§ Material supplied:
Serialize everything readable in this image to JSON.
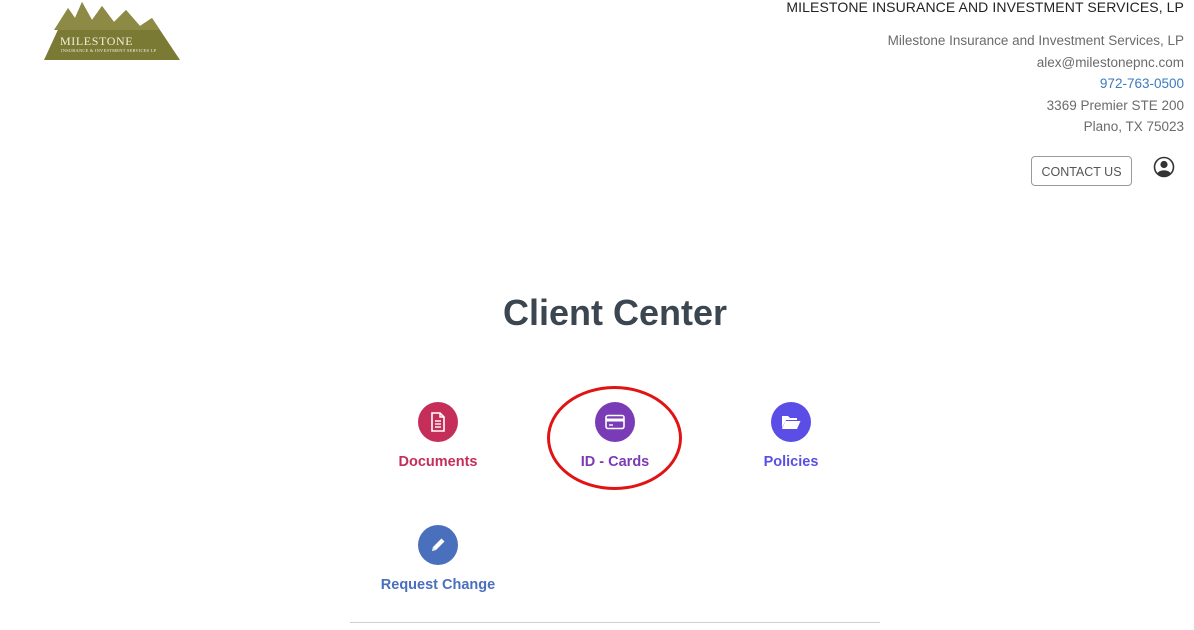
{
  "header": {
    "logo": {
      "name": "MILESTONE",
      "subtitle": "INSURANCE & INVESTMENT SERVICES LP"
    },
    "agency_name": "MILESTONE INSURANCE AND INVESTMENT SERVICES, LP",
    "contact": {
      "company": "Milestone Insurance and Investment Services, LP",
      "email": "alex@milestonepnc.com",
      "phone": "972-763-0500",
      "address_line1": "3369 Premier STE 200",
      "address_line2": "Plano, TX 75023"
    },
    "contact_button": "CONTACT US",
    "user_icon": "user-circle-icon"
  },
  "main": {
    "title": "Client Center",
    "tiles": [
      {
        "label": "Documents",
        "icon": "document-icon",
        "color": "#c42e59"
      },
      {
        "label": "ID - Cards",
        "icon": "credit-card-icon",
        "color": "#7a3cb6"
      },
      {
        "label": "Policies",
        "icon": "folder-open-icon",
        "color": "#5a4ee6"
      },
      {
        "label": "Request Change",
        "icon": "pencil-icon",
        "color": "#4a6fbd"
      }
    ],
    "highlight_color": "#e01414"
  }
}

§ The task: Copy each line of the listing that includes "label".

§ Full response:
        "label": "Documents",
        "label": "ID - Cards",
        "label": "Policies",
        "label": "Request Change",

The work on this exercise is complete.